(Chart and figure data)
┏━━

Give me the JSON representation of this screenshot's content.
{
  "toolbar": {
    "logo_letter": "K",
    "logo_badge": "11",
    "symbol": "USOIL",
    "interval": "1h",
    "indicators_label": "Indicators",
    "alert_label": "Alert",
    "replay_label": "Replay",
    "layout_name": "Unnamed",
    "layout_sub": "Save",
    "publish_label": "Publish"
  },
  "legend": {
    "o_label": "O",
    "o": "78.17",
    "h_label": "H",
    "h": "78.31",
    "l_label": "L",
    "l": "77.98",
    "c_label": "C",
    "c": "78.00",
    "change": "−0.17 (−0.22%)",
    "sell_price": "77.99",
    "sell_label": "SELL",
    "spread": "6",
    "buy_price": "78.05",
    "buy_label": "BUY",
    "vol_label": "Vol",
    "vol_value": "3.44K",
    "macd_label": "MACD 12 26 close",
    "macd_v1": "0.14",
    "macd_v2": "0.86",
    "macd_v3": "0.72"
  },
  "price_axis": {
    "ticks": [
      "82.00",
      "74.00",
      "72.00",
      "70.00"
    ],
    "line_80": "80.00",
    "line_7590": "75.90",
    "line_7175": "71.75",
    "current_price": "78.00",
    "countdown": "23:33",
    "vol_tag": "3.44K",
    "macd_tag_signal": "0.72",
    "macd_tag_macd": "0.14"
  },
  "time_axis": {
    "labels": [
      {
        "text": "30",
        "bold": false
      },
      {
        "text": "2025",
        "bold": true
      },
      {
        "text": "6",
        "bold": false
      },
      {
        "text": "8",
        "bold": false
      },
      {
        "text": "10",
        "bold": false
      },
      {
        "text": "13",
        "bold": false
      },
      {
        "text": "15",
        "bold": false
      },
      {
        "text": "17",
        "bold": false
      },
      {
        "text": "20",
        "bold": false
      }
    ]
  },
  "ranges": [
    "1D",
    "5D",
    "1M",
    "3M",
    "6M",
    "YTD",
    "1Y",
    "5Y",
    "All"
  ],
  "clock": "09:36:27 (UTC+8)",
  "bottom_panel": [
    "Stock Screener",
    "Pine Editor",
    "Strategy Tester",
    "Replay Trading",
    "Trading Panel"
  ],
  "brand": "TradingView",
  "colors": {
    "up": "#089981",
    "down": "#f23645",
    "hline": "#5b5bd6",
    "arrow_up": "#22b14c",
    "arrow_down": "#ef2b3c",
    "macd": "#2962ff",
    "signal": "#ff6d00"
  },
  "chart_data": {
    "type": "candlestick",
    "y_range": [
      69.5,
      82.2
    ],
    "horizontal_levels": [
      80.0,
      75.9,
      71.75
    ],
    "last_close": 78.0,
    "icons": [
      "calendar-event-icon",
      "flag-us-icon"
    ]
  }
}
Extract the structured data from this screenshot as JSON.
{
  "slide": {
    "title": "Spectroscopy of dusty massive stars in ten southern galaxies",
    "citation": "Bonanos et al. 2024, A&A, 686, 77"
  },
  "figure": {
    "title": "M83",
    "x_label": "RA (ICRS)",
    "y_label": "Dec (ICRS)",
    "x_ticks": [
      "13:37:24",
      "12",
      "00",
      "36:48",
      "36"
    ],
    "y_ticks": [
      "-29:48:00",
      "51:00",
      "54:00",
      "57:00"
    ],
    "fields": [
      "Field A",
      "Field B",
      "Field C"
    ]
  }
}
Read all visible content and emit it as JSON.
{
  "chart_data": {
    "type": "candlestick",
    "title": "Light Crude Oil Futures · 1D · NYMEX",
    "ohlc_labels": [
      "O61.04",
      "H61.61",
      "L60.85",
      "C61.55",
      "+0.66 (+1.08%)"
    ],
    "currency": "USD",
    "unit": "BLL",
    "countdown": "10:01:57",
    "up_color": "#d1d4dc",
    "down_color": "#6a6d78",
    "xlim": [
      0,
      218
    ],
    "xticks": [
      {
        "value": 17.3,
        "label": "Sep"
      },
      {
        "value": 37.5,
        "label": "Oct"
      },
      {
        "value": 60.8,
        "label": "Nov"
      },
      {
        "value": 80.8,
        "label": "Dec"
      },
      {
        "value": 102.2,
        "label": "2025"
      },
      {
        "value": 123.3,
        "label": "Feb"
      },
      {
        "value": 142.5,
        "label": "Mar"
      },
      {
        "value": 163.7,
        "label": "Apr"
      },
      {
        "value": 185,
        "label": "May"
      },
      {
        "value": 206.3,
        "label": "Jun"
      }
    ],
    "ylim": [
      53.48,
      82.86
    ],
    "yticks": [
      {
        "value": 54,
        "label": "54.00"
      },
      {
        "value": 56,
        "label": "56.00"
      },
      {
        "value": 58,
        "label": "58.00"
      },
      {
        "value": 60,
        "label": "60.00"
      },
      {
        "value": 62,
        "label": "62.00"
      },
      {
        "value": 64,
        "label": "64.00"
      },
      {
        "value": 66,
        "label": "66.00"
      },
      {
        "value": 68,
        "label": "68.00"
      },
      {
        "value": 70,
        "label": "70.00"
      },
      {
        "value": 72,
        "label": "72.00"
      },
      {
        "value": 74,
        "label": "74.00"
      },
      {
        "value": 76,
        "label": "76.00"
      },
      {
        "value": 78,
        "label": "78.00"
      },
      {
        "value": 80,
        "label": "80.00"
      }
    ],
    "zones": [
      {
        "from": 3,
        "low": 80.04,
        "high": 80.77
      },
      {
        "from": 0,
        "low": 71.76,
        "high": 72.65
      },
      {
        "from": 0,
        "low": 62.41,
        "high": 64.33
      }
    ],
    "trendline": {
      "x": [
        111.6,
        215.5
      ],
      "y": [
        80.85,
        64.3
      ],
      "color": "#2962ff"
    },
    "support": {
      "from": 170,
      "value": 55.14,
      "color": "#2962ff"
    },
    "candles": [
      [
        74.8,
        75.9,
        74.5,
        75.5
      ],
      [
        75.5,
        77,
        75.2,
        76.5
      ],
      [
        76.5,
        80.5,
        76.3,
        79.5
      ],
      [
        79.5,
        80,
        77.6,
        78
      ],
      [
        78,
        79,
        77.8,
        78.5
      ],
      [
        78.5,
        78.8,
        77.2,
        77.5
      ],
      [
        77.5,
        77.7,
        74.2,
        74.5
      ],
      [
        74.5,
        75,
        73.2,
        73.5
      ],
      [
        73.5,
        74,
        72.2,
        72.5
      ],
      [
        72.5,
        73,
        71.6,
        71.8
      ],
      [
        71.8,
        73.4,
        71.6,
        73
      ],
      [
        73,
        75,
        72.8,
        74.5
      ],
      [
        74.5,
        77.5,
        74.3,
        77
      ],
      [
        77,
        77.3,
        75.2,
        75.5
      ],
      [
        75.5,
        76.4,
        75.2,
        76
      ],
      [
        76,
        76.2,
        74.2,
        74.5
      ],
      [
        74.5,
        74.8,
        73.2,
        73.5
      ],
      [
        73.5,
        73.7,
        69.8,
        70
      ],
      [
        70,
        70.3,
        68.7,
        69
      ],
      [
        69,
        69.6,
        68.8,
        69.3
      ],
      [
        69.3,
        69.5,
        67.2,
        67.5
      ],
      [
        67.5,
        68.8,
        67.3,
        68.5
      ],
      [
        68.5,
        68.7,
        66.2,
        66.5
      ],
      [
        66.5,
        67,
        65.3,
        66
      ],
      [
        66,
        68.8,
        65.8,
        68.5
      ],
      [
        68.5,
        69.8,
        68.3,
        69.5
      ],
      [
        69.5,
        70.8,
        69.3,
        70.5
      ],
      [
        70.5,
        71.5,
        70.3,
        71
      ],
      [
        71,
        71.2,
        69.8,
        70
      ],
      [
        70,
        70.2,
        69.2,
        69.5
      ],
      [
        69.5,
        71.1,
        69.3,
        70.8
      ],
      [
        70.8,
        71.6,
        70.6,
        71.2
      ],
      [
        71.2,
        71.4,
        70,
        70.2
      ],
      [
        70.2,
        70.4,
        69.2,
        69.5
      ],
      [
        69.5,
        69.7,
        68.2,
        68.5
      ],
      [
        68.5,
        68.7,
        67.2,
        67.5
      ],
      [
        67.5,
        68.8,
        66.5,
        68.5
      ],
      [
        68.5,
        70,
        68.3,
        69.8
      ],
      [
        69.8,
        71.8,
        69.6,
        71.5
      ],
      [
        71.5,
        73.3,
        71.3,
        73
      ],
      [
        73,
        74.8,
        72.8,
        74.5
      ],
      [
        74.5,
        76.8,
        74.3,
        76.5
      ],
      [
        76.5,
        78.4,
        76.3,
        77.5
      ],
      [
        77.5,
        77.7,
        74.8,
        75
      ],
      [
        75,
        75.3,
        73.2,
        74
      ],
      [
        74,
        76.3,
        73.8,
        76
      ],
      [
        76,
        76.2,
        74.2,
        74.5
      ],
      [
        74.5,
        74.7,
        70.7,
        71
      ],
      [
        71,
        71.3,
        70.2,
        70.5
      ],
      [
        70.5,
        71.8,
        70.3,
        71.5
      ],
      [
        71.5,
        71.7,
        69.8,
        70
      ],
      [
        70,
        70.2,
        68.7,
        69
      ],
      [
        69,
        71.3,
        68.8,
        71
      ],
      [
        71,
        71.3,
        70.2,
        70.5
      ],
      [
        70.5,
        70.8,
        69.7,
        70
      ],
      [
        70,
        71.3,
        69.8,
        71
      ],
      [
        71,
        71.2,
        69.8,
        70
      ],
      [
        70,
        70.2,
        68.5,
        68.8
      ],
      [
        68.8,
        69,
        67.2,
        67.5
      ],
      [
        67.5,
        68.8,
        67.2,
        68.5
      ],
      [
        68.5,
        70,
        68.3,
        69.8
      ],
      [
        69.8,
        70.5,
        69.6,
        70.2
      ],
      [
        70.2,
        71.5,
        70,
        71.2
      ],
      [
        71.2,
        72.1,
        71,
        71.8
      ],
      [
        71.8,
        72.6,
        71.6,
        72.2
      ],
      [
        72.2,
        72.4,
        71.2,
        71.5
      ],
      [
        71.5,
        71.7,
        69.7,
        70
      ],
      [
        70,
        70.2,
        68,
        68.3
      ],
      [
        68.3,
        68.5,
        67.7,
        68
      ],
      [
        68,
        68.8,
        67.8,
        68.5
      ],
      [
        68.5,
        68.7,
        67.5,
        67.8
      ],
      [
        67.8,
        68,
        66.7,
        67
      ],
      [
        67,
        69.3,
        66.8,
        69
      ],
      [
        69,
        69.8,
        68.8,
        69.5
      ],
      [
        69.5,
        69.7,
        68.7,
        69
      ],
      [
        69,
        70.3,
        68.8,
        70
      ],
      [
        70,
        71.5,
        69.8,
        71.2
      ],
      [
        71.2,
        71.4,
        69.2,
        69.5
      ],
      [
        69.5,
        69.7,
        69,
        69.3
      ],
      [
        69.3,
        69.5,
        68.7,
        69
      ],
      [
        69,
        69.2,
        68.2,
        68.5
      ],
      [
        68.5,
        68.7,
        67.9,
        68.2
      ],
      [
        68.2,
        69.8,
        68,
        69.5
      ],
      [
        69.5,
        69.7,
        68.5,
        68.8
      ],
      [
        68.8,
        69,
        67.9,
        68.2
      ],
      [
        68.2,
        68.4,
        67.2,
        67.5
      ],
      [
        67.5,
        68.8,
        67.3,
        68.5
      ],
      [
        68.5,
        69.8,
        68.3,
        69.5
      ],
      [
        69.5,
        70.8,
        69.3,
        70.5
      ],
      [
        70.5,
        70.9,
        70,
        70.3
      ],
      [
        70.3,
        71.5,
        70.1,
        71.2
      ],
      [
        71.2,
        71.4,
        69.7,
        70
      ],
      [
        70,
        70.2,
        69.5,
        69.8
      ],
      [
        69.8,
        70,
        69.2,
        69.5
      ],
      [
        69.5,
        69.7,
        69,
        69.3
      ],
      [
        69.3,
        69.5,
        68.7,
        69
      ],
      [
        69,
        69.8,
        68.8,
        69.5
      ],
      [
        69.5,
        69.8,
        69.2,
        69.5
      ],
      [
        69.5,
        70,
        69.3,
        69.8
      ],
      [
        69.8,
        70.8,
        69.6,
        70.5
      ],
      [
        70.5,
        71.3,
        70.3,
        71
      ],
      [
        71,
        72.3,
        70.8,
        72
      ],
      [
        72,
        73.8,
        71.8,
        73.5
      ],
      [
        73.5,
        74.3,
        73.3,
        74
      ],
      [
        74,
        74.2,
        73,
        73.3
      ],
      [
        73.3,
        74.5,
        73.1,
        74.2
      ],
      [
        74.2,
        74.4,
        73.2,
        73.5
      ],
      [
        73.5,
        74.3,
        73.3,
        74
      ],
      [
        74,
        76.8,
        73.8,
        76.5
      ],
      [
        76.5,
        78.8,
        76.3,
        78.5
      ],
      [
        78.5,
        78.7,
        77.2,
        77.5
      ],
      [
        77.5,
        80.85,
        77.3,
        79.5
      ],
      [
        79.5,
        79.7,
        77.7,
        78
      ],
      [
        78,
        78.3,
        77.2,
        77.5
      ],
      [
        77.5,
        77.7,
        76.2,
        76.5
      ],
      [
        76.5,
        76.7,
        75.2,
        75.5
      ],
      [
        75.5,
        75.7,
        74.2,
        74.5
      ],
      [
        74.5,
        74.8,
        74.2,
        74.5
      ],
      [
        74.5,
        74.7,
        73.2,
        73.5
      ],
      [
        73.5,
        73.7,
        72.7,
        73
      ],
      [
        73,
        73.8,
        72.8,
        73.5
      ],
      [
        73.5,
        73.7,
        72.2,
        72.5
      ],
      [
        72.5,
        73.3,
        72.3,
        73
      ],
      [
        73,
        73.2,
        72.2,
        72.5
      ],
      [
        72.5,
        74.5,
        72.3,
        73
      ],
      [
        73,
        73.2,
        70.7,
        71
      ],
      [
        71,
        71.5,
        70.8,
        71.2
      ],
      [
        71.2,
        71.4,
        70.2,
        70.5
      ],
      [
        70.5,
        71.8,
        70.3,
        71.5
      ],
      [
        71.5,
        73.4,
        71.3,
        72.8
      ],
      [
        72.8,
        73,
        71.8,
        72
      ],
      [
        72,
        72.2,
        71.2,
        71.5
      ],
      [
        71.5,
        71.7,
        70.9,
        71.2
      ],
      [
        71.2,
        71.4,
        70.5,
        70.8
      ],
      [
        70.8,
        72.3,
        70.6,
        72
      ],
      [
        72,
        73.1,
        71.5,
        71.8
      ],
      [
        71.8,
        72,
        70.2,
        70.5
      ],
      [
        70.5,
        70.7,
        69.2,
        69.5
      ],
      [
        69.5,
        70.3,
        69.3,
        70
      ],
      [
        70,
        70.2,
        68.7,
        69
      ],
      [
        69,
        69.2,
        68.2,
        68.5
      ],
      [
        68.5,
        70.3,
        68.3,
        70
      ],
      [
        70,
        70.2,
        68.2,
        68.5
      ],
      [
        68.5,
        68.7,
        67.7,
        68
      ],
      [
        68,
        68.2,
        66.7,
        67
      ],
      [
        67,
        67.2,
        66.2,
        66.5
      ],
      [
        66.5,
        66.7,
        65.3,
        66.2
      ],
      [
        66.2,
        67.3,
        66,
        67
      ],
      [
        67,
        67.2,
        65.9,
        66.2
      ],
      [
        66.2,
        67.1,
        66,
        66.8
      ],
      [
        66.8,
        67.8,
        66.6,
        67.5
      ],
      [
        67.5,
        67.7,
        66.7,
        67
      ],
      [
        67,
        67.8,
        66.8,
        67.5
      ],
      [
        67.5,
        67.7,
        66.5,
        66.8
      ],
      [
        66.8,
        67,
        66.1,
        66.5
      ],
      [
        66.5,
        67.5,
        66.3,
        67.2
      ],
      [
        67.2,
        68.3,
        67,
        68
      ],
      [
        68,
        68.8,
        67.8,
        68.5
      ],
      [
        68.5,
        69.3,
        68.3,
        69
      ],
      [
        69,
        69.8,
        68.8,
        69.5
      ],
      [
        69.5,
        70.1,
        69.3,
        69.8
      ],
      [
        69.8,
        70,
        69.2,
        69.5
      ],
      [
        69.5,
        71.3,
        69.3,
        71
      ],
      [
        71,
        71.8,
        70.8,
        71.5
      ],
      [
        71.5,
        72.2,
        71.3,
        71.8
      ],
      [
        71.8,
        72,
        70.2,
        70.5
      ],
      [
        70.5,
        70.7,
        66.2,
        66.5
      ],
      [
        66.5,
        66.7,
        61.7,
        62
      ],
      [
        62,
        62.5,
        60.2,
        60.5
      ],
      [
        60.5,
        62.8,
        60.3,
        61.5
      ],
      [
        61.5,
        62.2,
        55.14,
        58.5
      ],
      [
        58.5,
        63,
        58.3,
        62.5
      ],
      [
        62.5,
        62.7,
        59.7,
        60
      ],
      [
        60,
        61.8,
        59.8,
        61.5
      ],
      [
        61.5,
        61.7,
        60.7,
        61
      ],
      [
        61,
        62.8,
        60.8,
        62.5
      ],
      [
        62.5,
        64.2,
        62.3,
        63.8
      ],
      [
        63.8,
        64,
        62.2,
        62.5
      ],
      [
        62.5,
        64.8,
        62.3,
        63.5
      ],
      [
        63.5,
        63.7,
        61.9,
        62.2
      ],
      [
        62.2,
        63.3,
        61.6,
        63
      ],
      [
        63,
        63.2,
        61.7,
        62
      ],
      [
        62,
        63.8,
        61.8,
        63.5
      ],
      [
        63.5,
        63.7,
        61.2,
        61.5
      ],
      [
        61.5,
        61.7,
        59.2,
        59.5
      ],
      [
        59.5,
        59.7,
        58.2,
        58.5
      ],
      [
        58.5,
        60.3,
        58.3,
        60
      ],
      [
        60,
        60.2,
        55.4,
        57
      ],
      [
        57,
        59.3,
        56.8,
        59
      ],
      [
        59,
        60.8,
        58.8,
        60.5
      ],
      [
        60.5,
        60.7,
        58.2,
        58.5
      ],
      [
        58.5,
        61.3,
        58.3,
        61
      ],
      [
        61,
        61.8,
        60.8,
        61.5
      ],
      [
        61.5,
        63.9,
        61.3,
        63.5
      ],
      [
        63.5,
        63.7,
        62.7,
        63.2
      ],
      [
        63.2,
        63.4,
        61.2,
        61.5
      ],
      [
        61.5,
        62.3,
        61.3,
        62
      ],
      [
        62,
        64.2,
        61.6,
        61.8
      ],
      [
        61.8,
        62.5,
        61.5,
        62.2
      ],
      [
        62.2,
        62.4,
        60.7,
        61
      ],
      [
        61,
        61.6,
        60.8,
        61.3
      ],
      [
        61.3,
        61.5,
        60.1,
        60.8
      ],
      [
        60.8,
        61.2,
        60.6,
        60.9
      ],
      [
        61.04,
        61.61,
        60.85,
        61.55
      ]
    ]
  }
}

┗━━

__SHORT PROBLEM__: Check each line of the records above for the word "this", then give the number of lines that have it, with no other words.

__TASK RESULT__: 2